_WRITTEN INSTRUCTION_:
Starting at the line that contains "Convert this screenshot", write out every line through the last one in the records below, word for word. Leave out any pictures.
-------- EXERCISE MATERIAL
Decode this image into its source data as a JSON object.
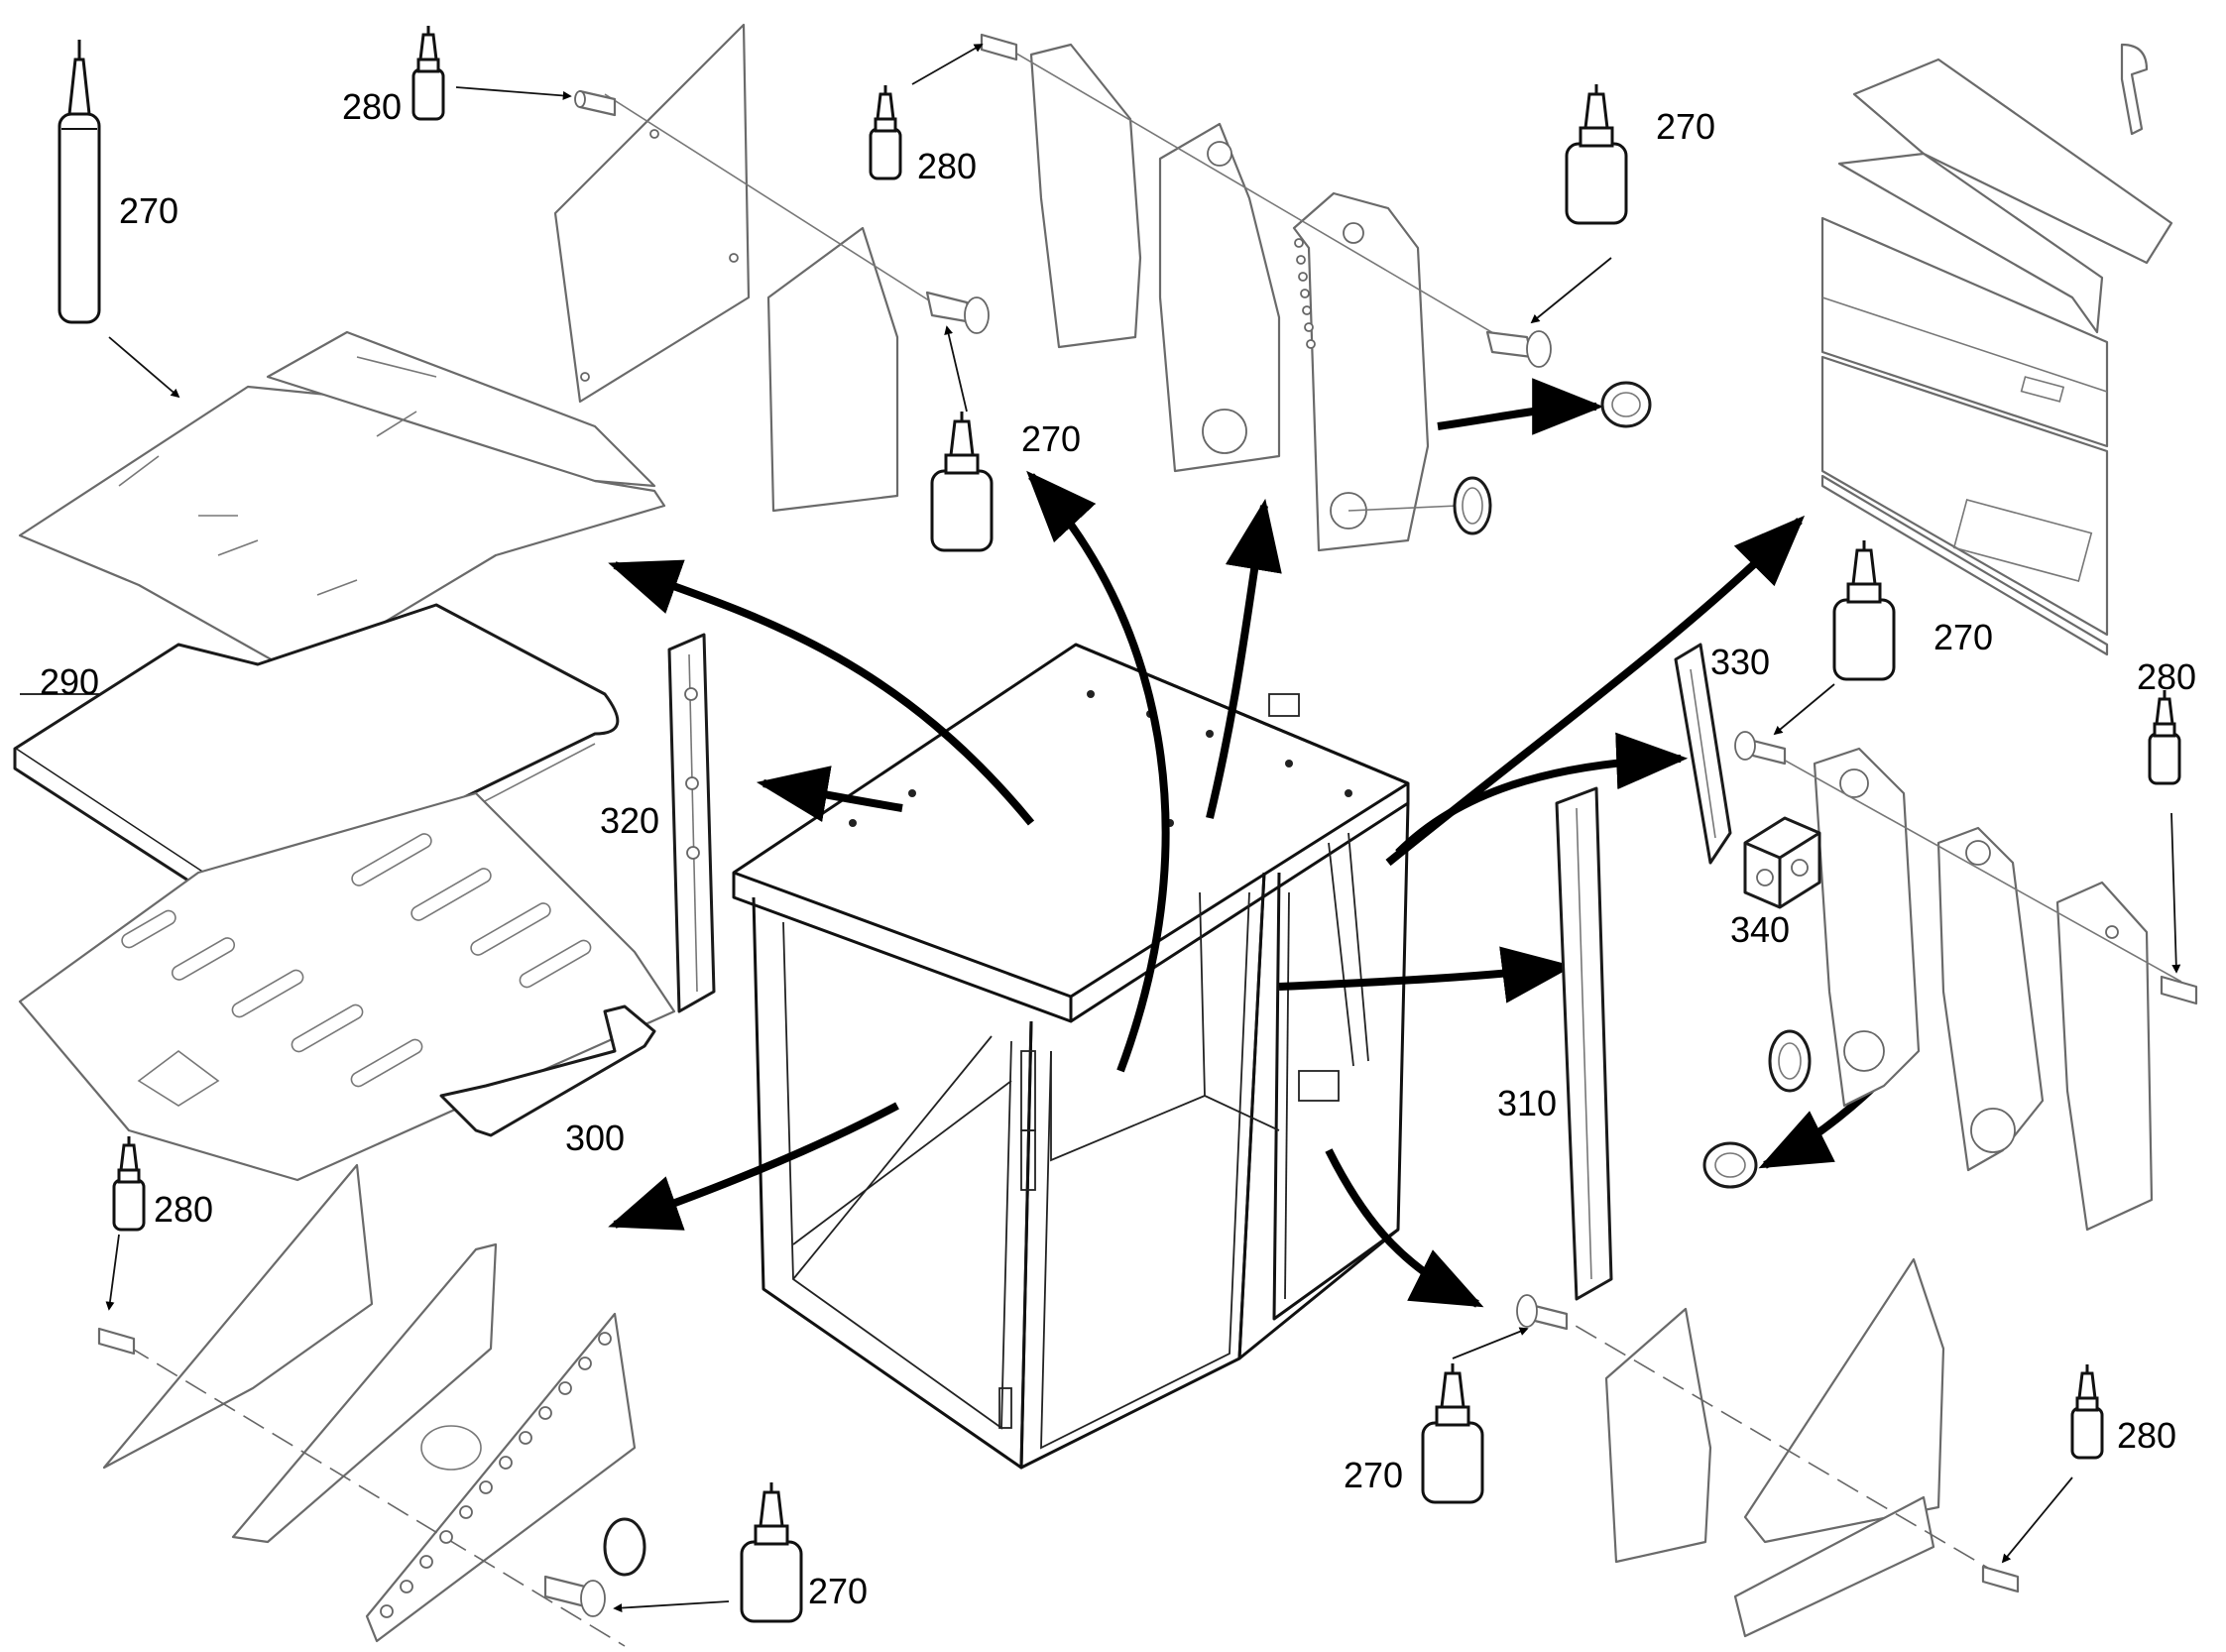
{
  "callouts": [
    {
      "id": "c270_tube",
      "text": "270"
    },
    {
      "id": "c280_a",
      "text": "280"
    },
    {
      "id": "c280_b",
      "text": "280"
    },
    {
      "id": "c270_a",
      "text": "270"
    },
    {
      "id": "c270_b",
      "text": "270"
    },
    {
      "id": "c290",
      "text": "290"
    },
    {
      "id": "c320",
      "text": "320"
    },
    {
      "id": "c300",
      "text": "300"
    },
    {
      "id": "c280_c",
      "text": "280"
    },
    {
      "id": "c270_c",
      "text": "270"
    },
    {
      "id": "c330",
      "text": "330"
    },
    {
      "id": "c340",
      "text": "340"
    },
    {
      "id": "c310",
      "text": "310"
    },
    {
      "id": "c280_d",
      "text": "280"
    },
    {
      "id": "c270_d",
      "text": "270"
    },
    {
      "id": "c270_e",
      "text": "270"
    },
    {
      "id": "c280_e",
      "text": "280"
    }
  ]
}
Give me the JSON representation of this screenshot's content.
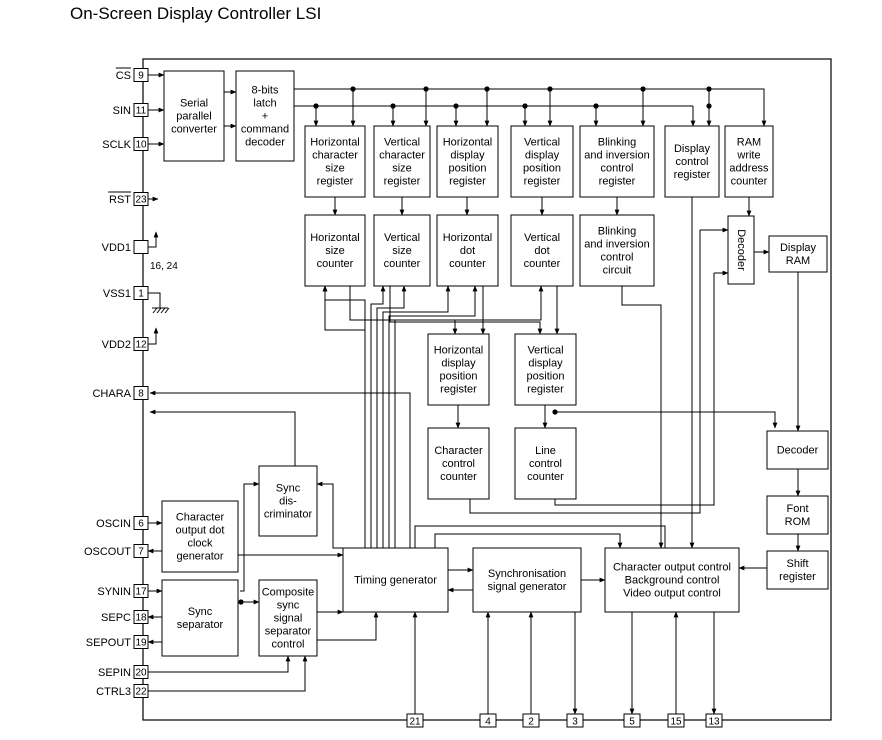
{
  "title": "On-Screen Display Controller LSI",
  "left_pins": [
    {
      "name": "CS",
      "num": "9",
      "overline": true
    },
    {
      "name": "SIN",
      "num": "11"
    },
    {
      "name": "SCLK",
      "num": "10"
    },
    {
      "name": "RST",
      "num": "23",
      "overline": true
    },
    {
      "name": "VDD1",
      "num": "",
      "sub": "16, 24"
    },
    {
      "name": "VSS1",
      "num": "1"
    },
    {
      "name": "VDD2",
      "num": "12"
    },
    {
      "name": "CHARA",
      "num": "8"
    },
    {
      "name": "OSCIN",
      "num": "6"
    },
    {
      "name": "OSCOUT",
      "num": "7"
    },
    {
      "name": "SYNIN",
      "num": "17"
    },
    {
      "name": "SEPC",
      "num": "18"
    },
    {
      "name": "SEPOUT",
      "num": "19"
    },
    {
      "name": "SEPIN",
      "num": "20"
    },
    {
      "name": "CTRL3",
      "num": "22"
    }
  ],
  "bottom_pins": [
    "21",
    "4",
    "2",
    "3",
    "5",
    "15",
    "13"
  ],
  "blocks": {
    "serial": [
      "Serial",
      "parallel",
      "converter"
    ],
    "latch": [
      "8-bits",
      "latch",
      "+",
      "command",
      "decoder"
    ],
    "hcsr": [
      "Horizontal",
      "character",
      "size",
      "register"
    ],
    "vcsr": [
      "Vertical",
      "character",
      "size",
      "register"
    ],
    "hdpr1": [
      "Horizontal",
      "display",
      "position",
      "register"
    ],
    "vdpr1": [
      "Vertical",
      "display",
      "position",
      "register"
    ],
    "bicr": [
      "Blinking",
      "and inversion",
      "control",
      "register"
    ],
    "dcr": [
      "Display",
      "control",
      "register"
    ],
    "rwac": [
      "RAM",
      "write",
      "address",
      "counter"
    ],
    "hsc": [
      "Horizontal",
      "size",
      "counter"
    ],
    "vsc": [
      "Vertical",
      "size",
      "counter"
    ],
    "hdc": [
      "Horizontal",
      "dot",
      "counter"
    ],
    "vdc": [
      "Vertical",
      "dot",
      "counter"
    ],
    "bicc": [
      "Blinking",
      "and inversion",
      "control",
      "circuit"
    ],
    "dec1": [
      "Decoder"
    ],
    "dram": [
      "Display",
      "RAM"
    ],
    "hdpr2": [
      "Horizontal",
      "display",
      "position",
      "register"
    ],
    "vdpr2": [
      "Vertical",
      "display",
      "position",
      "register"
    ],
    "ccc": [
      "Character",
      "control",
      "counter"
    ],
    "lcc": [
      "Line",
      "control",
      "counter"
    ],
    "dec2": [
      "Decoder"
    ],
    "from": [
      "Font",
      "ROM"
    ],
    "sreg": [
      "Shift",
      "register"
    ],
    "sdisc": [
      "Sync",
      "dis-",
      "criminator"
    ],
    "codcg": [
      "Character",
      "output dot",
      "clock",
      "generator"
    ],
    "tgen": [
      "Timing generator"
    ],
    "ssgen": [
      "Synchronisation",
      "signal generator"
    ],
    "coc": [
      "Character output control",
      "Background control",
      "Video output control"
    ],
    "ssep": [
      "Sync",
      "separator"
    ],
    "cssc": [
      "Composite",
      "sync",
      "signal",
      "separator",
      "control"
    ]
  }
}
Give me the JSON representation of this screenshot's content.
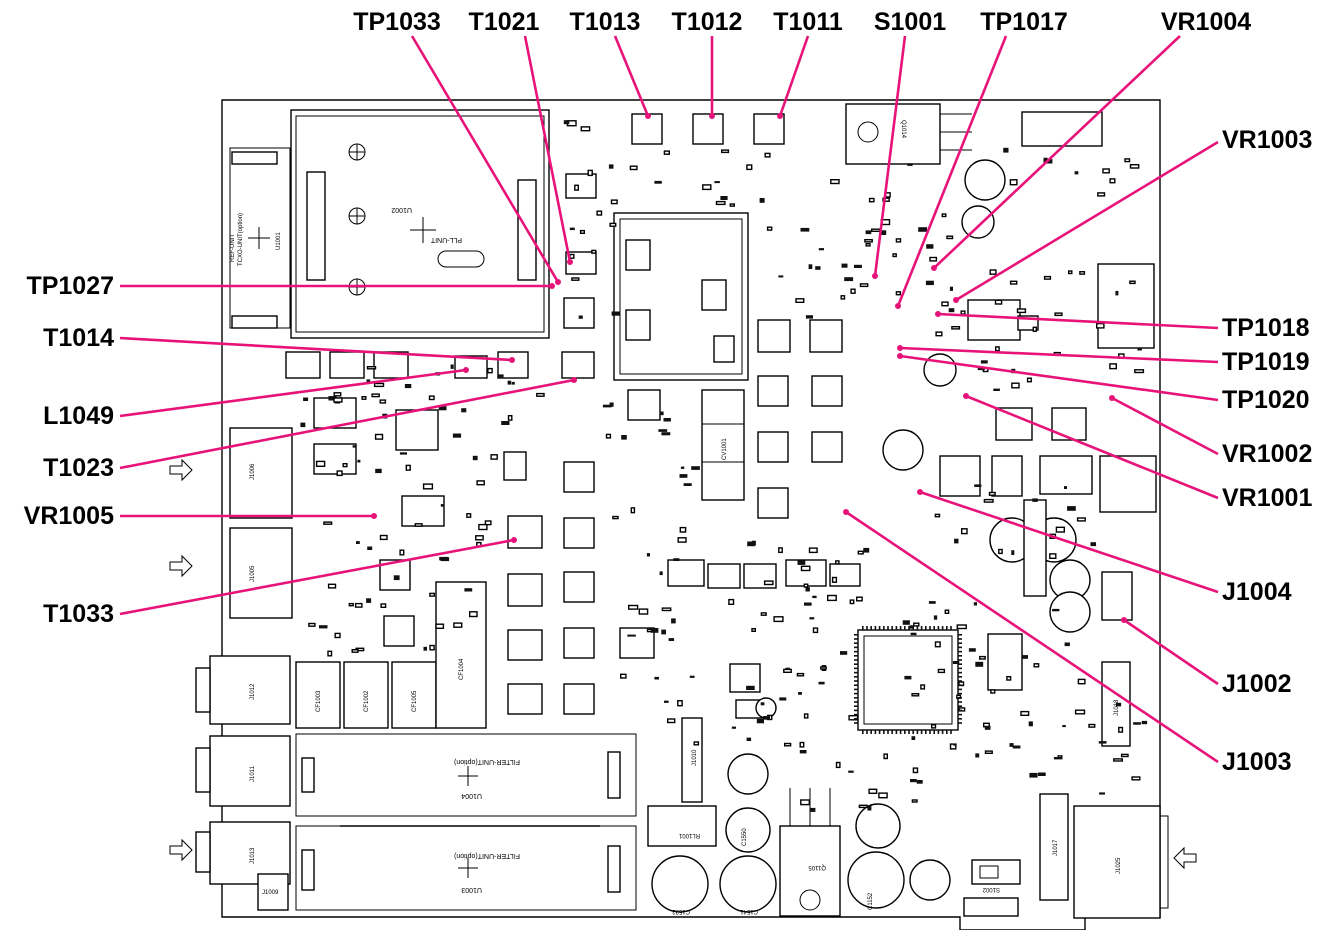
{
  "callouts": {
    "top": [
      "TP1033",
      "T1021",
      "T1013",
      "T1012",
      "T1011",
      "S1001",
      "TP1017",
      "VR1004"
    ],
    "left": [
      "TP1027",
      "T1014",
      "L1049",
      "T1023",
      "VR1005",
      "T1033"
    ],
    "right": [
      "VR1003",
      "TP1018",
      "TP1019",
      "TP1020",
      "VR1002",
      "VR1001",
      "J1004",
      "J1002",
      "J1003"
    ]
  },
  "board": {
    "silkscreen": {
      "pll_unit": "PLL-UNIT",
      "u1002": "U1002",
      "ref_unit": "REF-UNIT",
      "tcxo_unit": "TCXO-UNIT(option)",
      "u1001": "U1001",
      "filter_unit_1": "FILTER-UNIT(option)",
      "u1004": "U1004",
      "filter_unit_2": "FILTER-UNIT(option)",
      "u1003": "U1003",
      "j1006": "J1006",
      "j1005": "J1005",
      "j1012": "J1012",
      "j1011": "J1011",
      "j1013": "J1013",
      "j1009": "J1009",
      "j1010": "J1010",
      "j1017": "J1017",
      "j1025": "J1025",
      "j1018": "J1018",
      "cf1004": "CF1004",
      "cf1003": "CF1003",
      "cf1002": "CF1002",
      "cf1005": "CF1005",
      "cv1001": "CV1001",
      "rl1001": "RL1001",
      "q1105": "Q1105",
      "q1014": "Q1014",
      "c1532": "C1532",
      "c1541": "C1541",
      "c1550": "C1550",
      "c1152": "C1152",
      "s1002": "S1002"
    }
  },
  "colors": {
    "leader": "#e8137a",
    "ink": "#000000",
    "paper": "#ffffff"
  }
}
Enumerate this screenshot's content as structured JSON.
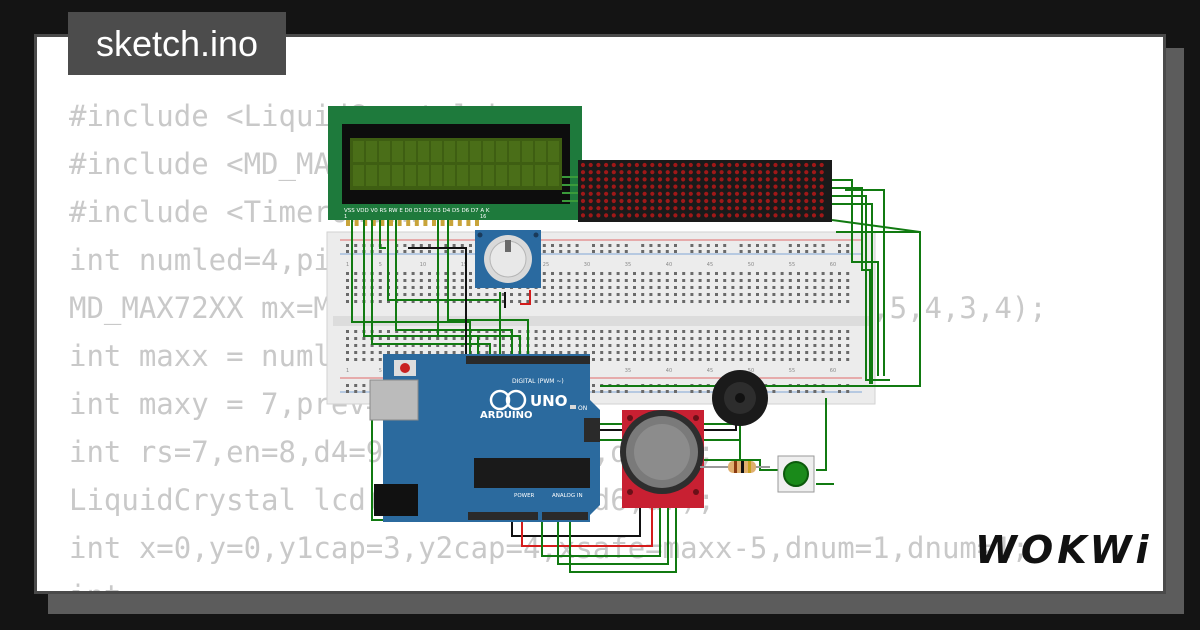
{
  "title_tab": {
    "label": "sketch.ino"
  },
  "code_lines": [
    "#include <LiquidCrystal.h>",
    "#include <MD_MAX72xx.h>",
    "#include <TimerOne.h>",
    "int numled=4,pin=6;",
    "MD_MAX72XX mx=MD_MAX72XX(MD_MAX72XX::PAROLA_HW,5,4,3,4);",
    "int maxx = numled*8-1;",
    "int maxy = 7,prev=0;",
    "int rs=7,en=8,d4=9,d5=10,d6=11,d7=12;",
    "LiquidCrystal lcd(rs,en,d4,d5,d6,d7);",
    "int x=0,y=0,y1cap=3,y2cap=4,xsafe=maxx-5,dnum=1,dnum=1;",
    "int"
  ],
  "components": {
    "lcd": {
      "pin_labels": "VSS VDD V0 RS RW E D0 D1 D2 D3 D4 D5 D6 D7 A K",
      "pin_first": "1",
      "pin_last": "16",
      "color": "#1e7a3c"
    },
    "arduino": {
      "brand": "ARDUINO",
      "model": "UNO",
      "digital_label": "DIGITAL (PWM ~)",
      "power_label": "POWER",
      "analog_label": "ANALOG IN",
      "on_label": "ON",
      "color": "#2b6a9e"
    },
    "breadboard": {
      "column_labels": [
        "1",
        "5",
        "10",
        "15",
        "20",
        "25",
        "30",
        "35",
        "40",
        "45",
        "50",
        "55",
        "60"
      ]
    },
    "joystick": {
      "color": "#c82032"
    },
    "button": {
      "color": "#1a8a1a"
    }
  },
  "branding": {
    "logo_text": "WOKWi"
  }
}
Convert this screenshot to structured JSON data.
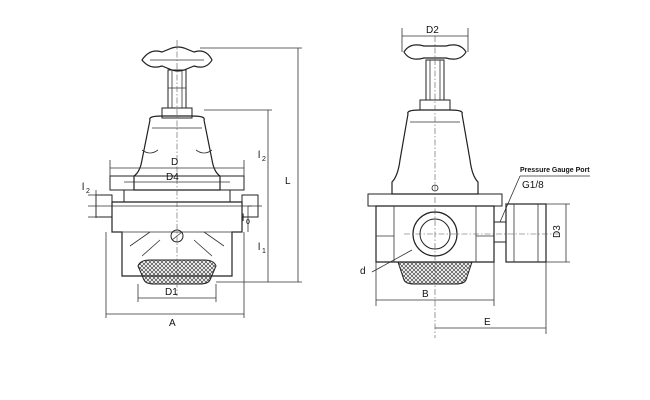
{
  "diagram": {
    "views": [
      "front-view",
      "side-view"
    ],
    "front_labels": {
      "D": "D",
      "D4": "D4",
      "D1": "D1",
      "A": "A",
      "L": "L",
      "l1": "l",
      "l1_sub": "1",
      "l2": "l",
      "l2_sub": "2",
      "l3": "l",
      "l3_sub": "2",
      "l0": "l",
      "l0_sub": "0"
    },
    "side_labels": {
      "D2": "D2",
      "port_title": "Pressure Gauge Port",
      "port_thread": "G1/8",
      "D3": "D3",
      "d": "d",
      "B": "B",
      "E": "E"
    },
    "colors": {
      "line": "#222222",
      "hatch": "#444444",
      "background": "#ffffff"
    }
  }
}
----------------
_EXERCISE RESPONSE_:
Convert this screenshot to structured JSON data.
{
  "diagram": {
    "views": [
      "front-view",
      "side-view"
    ],
    "front_labels": {
      "D": "D",
      "D4": "D4",
      "D1": "D1",
      "A": "A",
      "L": "L",
      "l1": "l",
      "l1_sub": "1",
      "l2": "l",
      "l2_sub": "2",
      "l3": "l",
      "l3_sub": "2",
      "l0": "l",
      "l0_sub": "0"
    },
    "side_labels": {
      "D2": "D2",
      "port_title": "Pressure Gauge Port",
      "port_thread": "G1/8",
      "D3": "D3",
      "d": "d",
      "B": "B",
      "E": "E"
    },
    "colors": {
      "line": "#222222",
      "hatch": "#444444",
      "background": "#ffffff"
    }
  }
}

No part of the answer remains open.